The rest of this blog post covers the first point. A second one will cover the second one. And finally, in a third post I’ll try and put together a proposal for how we can use our understanding of how the socials manage “so well” to remove friction from blogging and help reboot the blogosphere.

As I was writing this post I poked around in my archives to link to where I’d spoken about some aspects of the topic, so here are a some of those I dug up, in addition to those linked in the text itself (realising I wrote so much about this stuff it makes my head hurt):

I see three main “activities” for taking part in the text-based social web, and a fourth that may be worth distinguishing from the third:

  1. Reading or consuming: basically, taking in things that others have put there.
  2. Responding, commenting, reacting: expressing oneself based on something somebody else has provided.
  3. Writing: making available to others ideas, stories, in a broad sense, our creations.
  4. Sharing or boosting: highlighting for our network/readership things that are not by us.

Some comments regarding this typology (bear with me, it will come together in the end).

Reading

RSS does a good job of allowing us to collect things to read from different sources into one place. Many different tools make RSS feeds available. Many different tools read/collect/organise RSS feeds. However, they usually keep this collection of feeds private.

> _ENTRIES PROVIDED_
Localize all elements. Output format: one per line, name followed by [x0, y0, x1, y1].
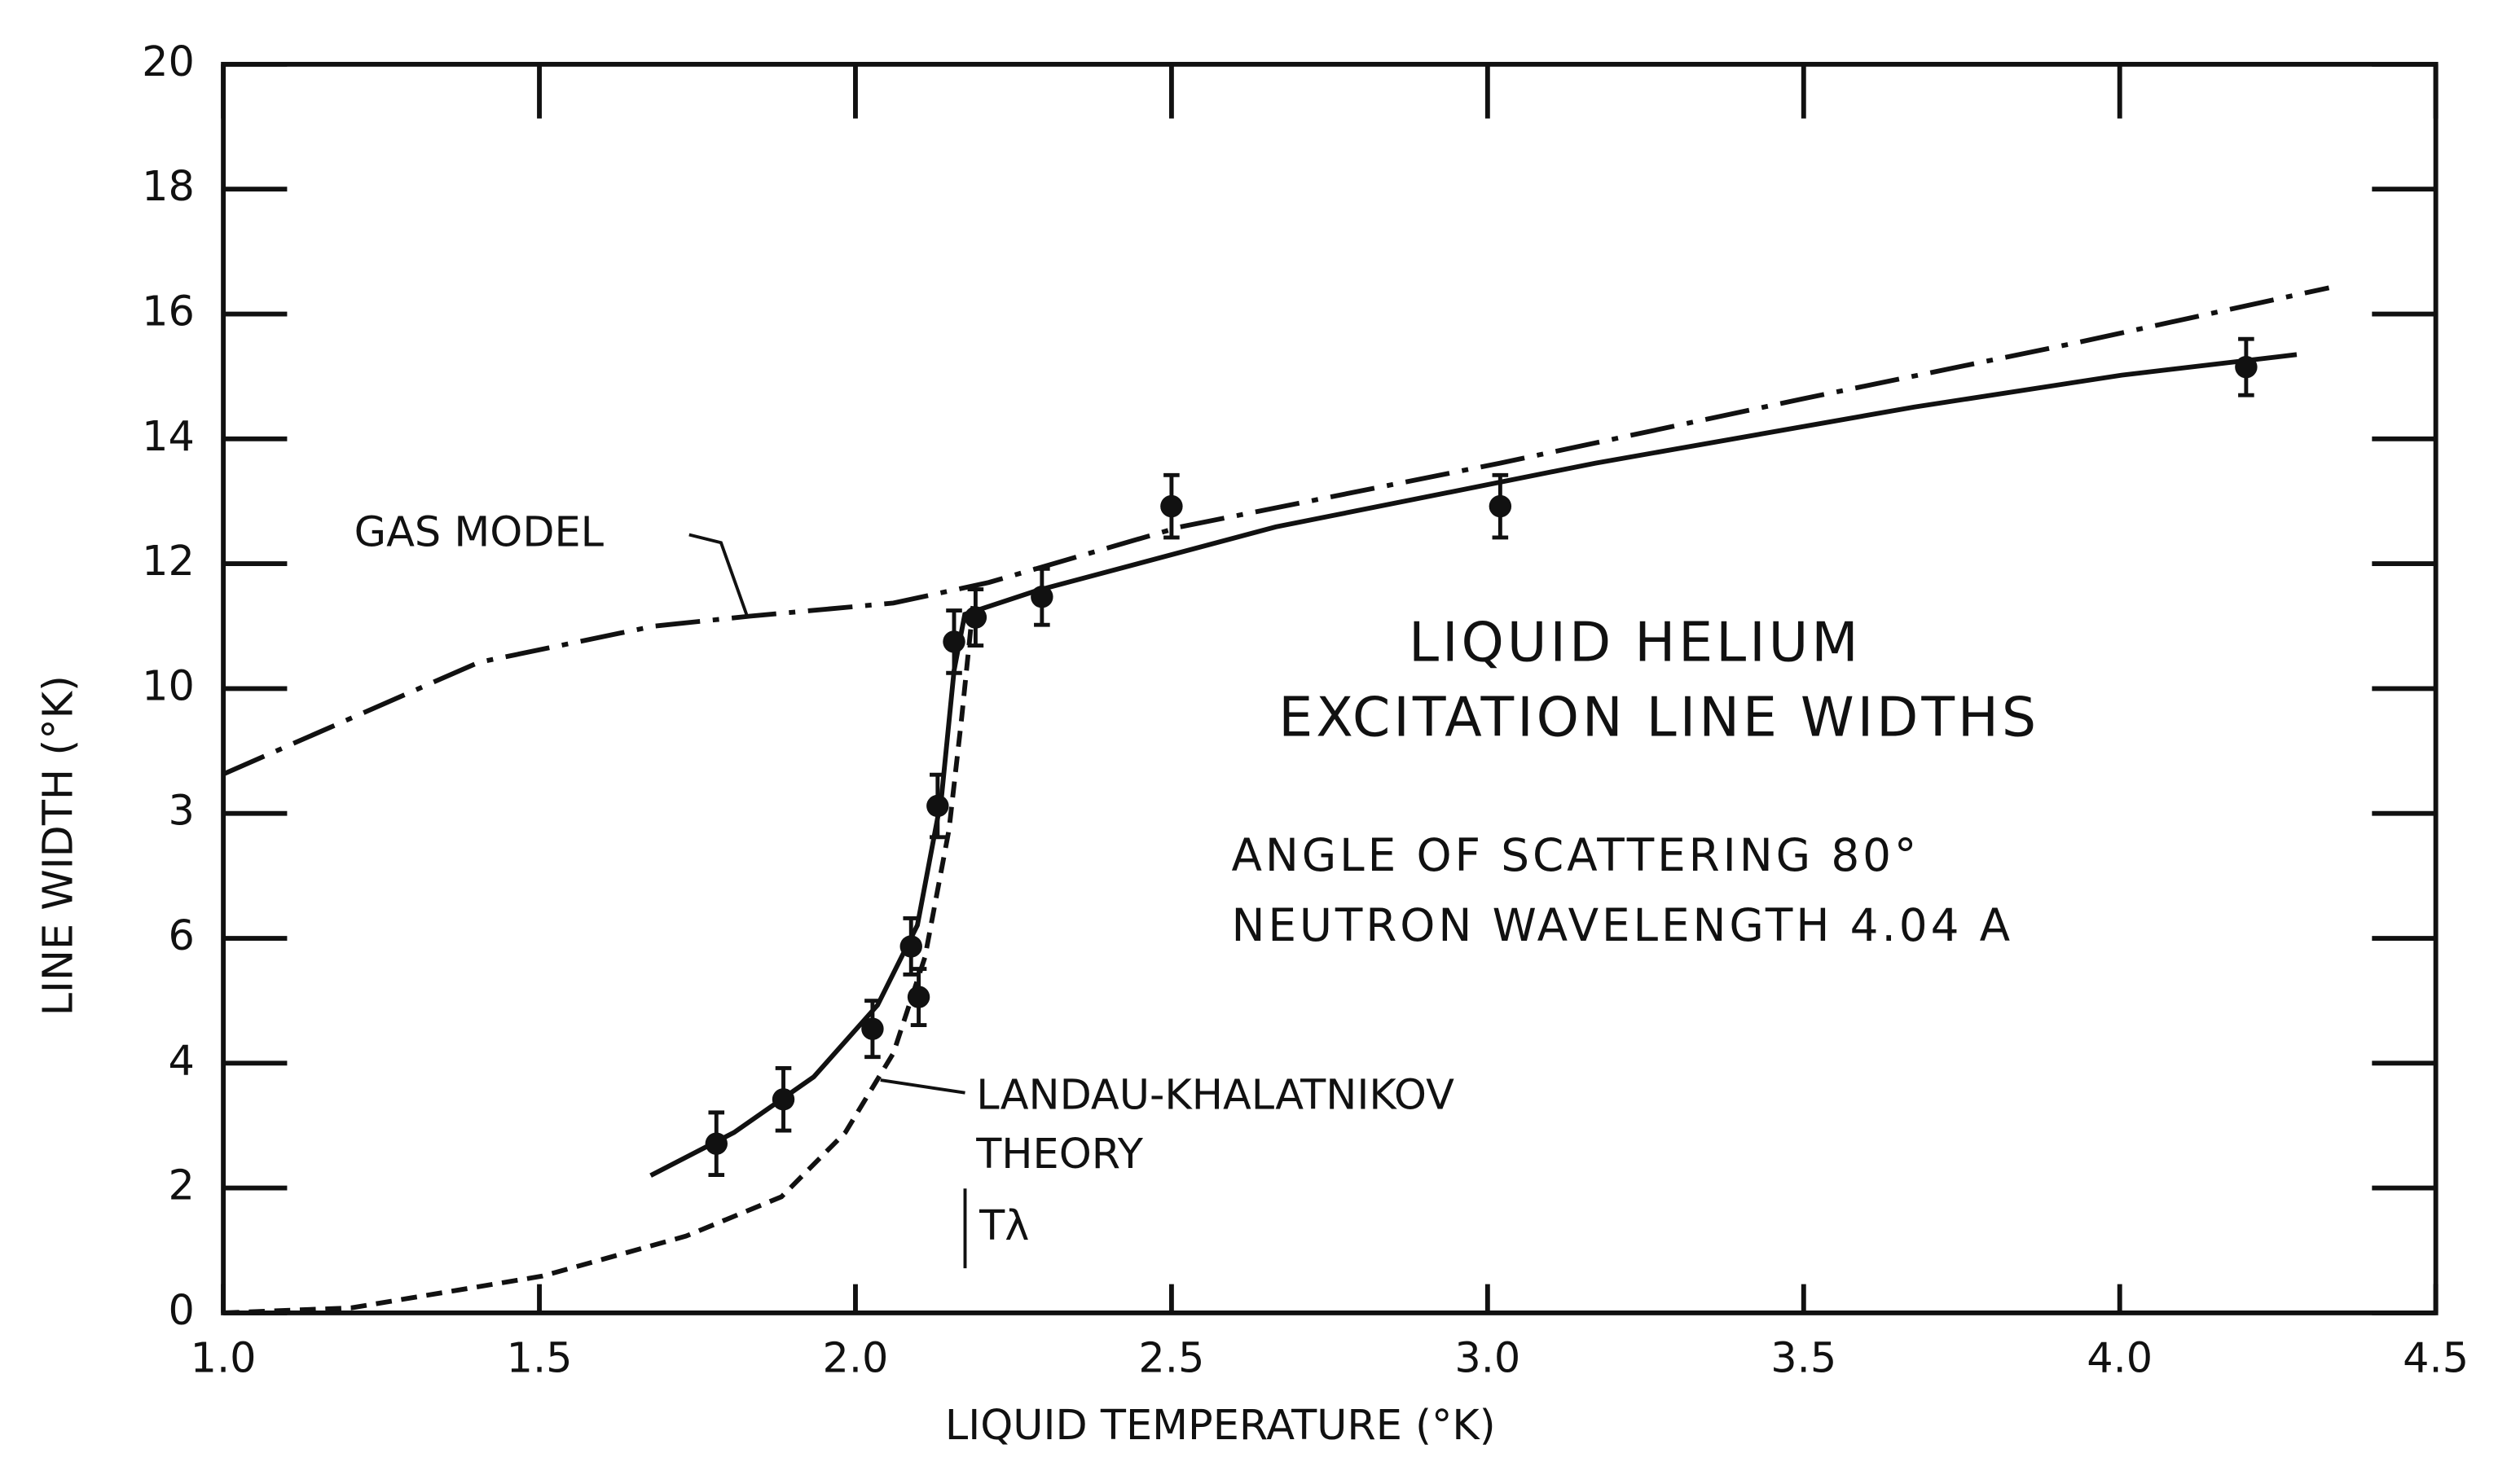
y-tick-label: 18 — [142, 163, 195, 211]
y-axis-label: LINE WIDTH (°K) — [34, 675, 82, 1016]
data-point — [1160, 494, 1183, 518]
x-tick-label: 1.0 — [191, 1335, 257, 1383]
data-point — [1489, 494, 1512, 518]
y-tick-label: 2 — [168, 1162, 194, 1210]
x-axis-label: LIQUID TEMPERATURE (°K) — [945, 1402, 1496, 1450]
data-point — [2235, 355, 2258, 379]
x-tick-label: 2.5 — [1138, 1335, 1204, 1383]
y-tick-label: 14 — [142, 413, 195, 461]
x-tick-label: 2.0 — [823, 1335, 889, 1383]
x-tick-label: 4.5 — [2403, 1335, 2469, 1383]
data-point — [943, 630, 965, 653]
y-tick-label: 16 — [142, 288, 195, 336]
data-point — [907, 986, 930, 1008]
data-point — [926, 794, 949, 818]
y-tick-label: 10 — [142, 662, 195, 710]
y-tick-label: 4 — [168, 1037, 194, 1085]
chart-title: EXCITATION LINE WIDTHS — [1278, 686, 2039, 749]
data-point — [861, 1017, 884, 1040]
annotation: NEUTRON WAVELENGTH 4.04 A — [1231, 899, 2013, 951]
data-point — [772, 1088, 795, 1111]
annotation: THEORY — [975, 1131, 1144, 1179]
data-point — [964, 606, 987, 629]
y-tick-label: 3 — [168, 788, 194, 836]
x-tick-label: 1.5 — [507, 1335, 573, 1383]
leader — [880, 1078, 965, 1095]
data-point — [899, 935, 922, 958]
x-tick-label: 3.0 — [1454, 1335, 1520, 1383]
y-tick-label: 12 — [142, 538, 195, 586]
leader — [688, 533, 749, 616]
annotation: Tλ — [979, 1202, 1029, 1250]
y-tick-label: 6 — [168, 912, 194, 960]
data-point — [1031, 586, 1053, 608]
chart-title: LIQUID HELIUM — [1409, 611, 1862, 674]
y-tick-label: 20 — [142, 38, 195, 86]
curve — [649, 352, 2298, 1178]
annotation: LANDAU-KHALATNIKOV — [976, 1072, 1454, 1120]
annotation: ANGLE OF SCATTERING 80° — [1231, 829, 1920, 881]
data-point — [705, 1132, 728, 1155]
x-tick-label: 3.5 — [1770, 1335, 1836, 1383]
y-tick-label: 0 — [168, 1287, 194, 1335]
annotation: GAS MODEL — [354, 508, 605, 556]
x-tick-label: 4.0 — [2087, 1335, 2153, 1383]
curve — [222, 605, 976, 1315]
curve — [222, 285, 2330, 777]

--

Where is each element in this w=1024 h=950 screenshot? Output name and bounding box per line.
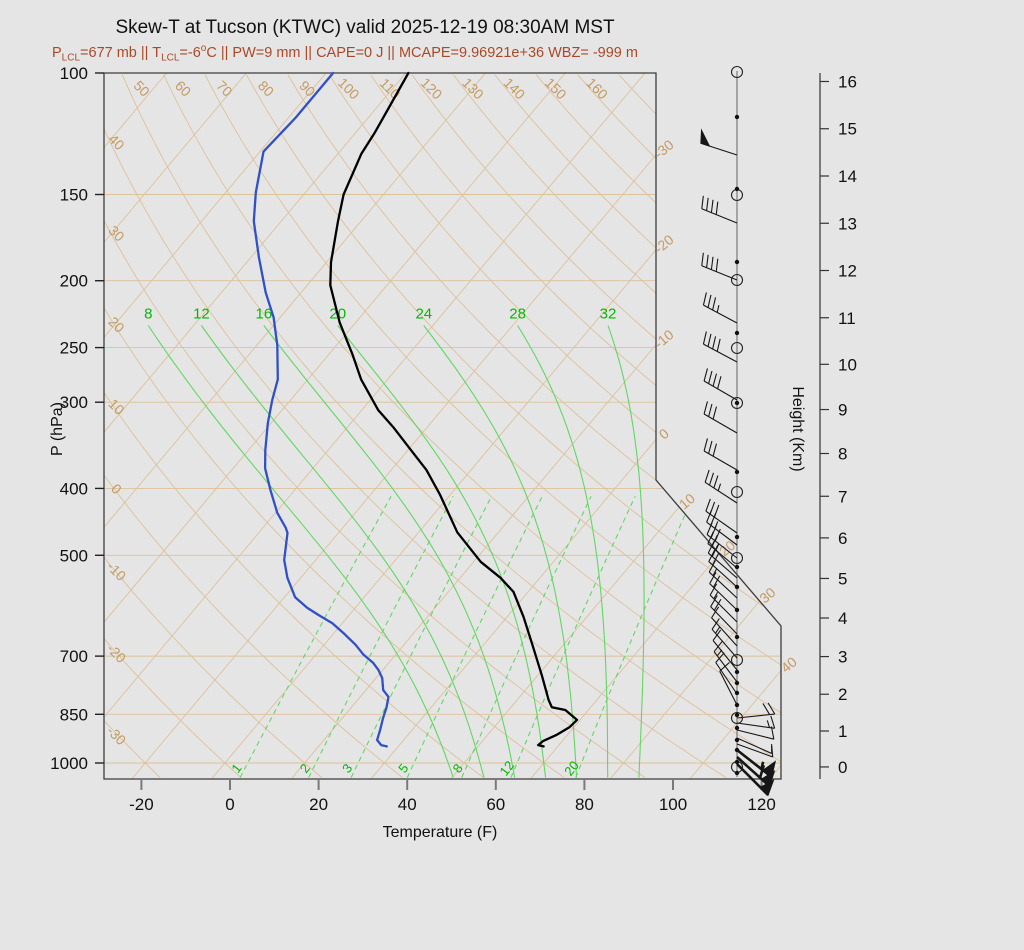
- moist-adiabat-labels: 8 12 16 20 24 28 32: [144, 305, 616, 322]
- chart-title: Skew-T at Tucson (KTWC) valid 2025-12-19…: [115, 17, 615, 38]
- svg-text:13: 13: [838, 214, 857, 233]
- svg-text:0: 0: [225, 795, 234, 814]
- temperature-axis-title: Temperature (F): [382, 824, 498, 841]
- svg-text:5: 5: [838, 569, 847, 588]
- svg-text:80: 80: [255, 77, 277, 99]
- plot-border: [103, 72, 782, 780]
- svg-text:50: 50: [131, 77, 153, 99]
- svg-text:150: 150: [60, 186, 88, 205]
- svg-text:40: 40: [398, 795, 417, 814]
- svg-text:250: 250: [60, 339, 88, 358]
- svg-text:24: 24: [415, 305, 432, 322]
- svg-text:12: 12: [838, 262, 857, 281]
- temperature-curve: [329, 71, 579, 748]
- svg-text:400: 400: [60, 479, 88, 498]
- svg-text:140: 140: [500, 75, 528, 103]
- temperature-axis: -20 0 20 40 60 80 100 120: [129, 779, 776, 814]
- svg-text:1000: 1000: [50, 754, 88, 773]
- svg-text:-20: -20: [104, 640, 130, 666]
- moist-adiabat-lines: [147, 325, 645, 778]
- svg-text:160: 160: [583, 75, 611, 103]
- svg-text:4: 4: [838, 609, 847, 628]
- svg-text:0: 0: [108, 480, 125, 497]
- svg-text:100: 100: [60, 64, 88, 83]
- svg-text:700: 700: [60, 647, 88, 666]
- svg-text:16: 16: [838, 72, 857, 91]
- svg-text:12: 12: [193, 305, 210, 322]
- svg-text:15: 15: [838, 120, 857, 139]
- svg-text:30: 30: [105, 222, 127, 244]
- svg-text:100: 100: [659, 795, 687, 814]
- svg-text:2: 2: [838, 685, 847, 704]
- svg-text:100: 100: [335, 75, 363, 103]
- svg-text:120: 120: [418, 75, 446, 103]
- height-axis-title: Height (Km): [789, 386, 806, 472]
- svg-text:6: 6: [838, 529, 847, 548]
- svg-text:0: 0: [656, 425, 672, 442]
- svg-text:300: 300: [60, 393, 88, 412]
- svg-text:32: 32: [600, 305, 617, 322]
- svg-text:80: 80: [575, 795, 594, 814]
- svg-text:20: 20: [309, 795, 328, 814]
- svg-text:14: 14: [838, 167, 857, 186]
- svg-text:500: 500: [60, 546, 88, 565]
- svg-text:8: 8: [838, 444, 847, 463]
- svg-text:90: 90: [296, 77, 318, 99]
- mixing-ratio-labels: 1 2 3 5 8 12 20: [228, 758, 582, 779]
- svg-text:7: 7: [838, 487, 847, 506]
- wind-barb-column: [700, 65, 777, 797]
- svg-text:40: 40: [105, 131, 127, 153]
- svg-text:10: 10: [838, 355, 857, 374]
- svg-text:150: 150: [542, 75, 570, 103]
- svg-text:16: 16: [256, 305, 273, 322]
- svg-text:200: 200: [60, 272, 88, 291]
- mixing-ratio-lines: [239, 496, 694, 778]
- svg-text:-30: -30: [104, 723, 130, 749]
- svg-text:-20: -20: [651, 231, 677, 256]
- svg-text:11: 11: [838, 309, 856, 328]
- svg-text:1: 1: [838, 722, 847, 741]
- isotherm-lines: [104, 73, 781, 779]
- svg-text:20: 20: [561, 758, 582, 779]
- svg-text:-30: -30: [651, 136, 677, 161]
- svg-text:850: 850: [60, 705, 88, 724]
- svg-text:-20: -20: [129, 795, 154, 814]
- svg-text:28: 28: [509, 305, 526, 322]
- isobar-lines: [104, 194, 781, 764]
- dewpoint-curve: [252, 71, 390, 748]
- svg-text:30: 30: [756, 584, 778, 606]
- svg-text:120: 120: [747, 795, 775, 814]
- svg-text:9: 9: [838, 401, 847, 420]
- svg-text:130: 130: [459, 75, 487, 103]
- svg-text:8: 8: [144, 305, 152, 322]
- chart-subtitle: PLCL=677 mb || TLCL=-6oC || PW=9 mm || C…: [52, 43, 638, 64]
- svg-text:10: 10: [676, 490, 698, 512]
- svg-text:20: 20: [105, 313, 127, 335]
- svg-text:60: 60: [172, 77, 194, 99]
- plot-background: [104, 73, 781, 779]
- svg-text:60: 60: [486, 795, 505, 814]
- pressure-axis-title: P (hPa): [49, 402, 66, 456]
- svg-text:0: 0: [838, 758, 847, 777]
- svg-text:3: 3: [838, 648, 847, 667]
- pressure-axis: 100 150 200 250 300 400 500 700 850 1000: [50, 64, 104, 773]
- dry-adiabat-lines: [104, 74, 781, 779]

> _EXERCISE_
Answer these about the blogging passage:
1. In which planned post does the writer intend to propose a way to reboot the blogosphere?
2. What does the fourth activity, sharing or boosting, involve?
3. In the section on reading, what do the tools that collect RSS feeds usually keep private?
None of the items matter here.

> _SOLUTION TO THIS EXERCISE_
1. The third post.
2. Highlighting for one's network or readership things that are not by oneself.
3. Their collection of feeds.